Your task is to transcribe all the entries exactly, excluding pictures.
··· Excerpted data
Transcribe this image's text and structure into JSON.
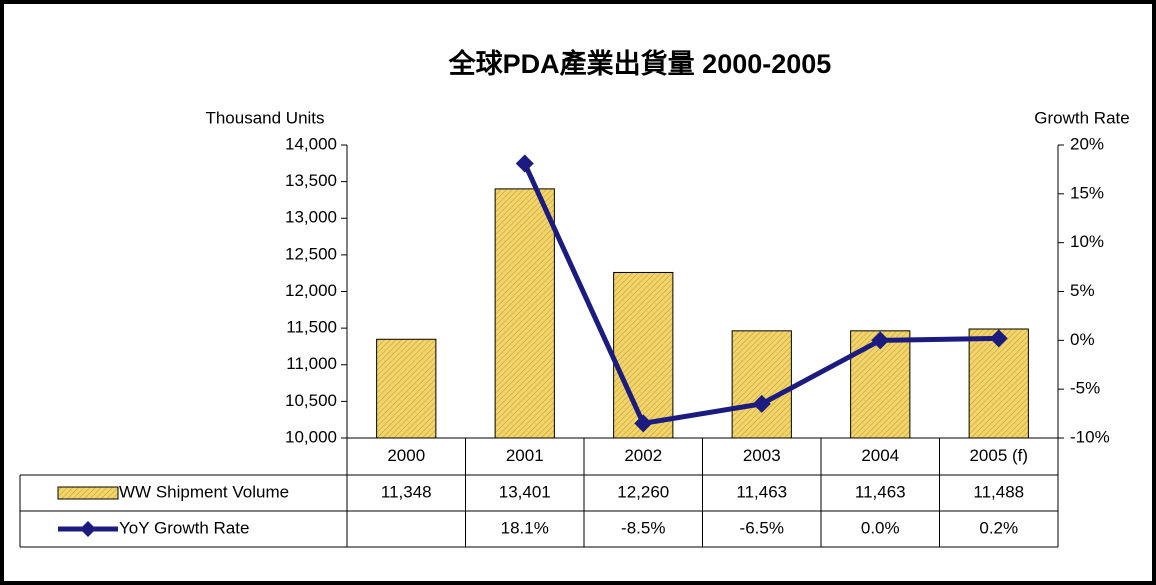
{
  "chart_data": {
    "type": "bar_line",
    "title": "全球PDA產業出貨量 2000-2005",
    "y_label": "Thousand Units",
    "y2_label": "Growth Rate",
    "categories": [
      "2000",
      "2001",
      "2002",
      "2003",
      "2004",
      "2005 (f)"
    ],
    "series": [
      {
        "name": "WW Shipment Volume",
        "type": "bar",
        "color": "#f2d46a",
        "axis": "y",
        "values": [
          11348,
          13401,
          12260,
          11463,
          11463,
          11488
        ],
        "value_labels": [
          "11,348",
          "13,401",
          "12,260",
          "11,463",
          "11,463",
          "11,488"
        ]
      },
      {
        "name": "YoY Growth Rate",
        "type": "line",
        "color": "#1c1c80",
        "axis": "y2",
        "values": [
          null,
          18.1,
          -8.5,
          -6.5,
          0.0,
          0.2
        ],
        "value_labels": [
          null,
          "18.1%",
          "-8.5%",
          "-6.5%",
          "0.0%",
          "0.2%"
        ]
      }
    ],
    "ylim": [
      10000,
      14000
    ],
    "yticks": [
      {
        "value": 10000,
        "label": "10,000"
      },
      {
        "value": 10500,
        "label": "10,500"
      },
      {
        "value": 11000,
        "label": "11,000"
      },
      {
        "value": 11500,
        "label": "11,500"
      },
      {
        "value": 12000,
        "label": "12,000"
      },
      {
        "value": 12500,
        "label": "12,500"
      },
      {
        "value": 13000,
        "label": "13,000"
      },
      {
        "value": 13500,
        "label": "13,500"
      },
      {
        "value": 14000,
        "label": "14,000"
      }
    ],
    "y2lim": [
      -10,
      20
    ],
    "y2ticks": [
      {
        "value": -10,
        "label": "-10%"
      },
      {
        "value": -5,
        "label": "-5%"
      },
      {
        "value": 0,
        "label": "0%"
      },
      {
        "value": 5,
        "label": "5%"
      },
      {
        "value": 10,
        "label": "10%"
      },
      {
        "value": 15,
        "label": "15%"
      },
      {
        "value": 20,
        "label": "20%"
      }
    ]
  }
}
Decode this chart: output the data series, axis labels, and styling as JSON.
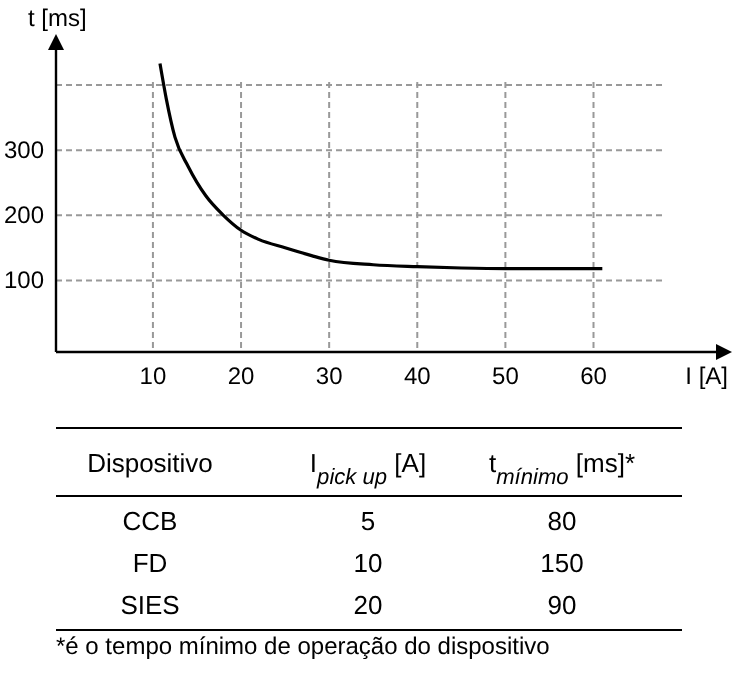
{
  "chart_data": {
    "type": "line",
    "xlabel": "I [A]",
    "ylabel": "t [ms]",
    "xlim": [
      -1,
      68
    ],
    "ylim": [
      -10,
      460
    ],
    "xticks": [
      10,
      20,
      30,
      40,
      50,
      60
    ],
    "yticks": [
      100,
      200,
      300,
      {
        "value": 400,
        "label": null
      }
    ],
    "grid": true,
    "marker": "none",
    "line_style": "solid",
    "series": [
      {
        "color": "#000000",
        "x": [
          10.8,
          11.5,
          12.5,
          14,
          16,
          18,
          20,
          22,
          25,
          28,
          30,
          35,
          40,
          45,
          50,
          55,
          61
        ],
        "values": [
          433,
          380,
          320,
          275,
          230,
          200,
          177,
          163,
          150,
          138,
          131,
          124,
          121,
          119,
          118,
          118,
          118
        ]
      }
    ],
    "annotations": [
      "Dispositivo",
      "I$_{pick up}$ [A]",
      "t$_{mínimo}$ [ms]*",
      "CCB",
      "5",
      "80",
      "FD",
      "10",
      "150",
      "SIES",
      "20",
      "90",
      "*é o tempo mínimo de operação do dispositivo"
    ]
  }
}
······
**Written reply**
Transcribe this image's text and structure into JSON.
{
  "chart_data": {
    "type": "bar_line",
    "title": "全球PDA產業出貨量 2000-2005",
    "y_label": "Thousand Units",
    "y2_label": "Growth Rate",
    "categories": [
      "2000",
      "2001",
      "2002",
      "2003",
      "2004",
      "2005 (f)"
    ],
    "series": [
      {
        "name": "WW Shipment Volume",
        "type": "bar",
        "color": "#f2d46a",
        "axis": "y",
        "values": [
          11348,
          13401,
          12260,
          11463,
          11463,
          11488
        ],
        "value_labels": [
          "11,348",
          "13,401",
          "12,260",
          "11,463",
          "11,463",
          "11,488"
        ]
      },
      {
        "name": "YoY Growth Rate",
        "type": "line",
        "color": "#1c1c80",
        "axis": "y2",
        "values": [
          null,
          18.1,
          -8.5,
          -6.5,
          0.0,
          0.2
        ],
        "value_labels": [
          null,
          "18.1%",
          "-8.5%",
          "-6.5%",
          "0.0%",
          "0.2%"
        ]
      }
    ],
    "ylim": [
      10000,
      14000
    ],
    "yticks": [
      {
        "value": 10000,
        "label": "10,000"
      },
      {
        "value": 10500,
        "label": "10,500"
      },
      {
        "value": 11000,
        "label": "11,000"
      },
      {
        "value": 11500,
        "label": "11,500"
      },
      {
        "value": 12000,
        "label": "12,000"
      },
      {
        "value": 12500,
        "label": "12,500"
      },
      {
        "value": 13000,
        "label": "13,000"
      },
      {
        "value": 13500,
        "label": "13,500"
      },
      {
        "value": 14000,
        "label": "14,000"
      }
    ],
    "y2lim": [
      -10,
      20
    ],
    "y2ticks": [
      {
        "value": -10,
        "label": "-10%"
      },
      {
        "value": -5,
        "label": "-5%"
      },
      {
        "value": 0,
        "label": "0%"
      },
      {
        "value": 5,
        "label": "5%"
      },
      {
        "value": 10,
        "label": "10%"
      },
      {
        "value": 15,
        "label": "15%"
      },
      {
        "value": 20,
        "label": "20%"
      }
    ]
  }
}
Decode this chart: output the data series, axis labels, and styling as JSON.
{
  "chart_data": {
    "type": "line",
    "xlabel": "I [A]",
    "ylabel": "t [ms]",
    "xlim": [
      -1,
      68
    ],
    "ylim": [
      -10,
      460
    ],
    "xticks": [
      10,
      20,
      30,
      40,
      50,
      60
    ],
    "yticks": [
      100,
      200,
      300,
      {
        "value": 400,
        "label": null
      }
    ],
    "grid": true,
    "marker": "none",
    "line_style": "solid",
    "series": [
      {
        "color": "#000000",
        "x": [
          10.8,
          11.5,
          12.5,
          14,
          16,
          18,
          20,
          22,
          25,
          28,
          30,
          35,
          40,
          45,
          50,
          55,
          61
        ],
        "values": [
          433,
          380,
          320,
          275,
          230,
          200,
          177,
          163,
          150,
          138,
          131,
          124,
          121,
          119,
          118,
          118,
          118
        ]
      }
    ],
    "annotations": [
      "Dispositivo",
      "I$_{pick up}$ [A]",
      "t$_{mínimo}$ [ms]*",
      "CCB",
      "5",
      "80",
      "FD",
      "10",
      "150",
      "SIES",
      "20",
      "90",
      "*é o tempo mínimo de operação do dispositivo"
    ]
  }
}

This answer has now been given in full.